◆ Directions ◆
Every entry that follows should be repeated exactly; drop the images.

◆ Listing ◆
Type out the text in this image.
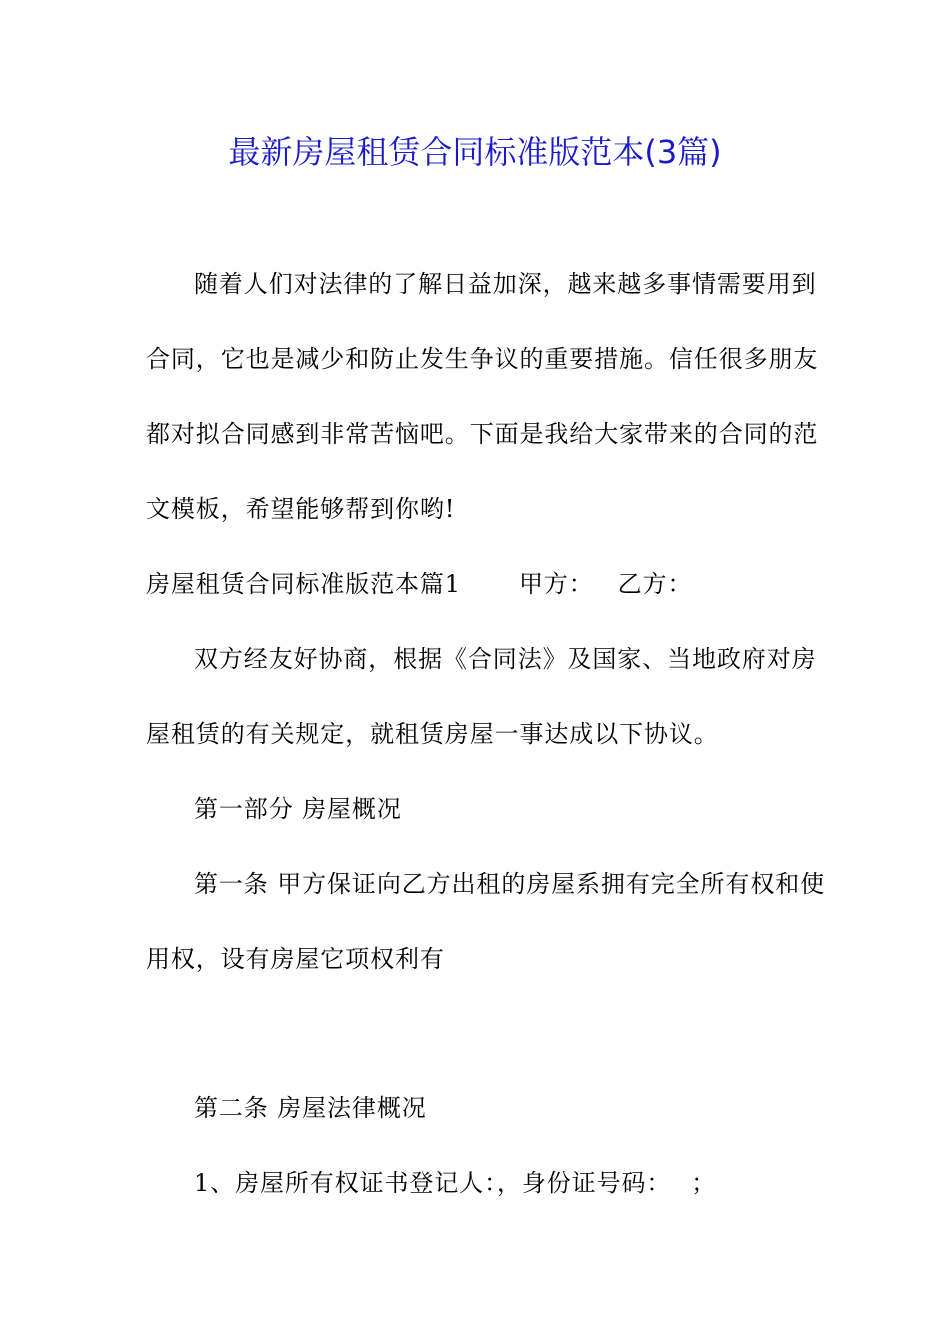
最新房屋租赁合同标准版范本(3篇)
随着人们对法律的了解日益加深，越来越多事情需要用到
合同，它也是减少和防止发生争议的重要措施。信任很多朋友
都对拟合同感到非常苦恼吧。下面是我给大家带来的合同的范
文模板，希望能够帮到你哟!
房屋租赁合同标准版范本篇1 甲方： 乙方：
双方经友好协商，根据《合同法》及国家、当地政府对房
屋租赁的有关规定，就租赁房屋一事达成以下协议。
第一部分 房屋概况
第一条 甲方保证向乙方出租的房屋系拥有完全所有权和使
用权，设有房屋它项权利有
第二条 房屋法律概况
1、房屋所有权证书登记人：，身份证号码： ；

◆ Result of this exercise ◆
Type out the text in this image.
最新房屋租赁合同标准版范本(3篇)
随着人们对法律的了解日益加深，越来越多事情需要用到
合同，它也是减少和防止发生争议的重要措施。信任很多朋友
都对拟合同感到非常苦恼吧。下面是我给大家带来的合同的范
文模板，希望能够帮到你哟!
房屋租赁合同标准版范本篇1 甲方： 乙方：
双方经友好协商，根据《合同法》及国家、当地政府对房
屋租赁的有关规定，就租赁房屋一事达成以下协议。
第一部分 房屋概况
第一条 甲方保证向乙方出租的房屋系拥有完全所有权和使
用权，设有房屋它项权利有
第二条 房屋法律概况
1、房屋所有权证书登记人：，身份证号码： ；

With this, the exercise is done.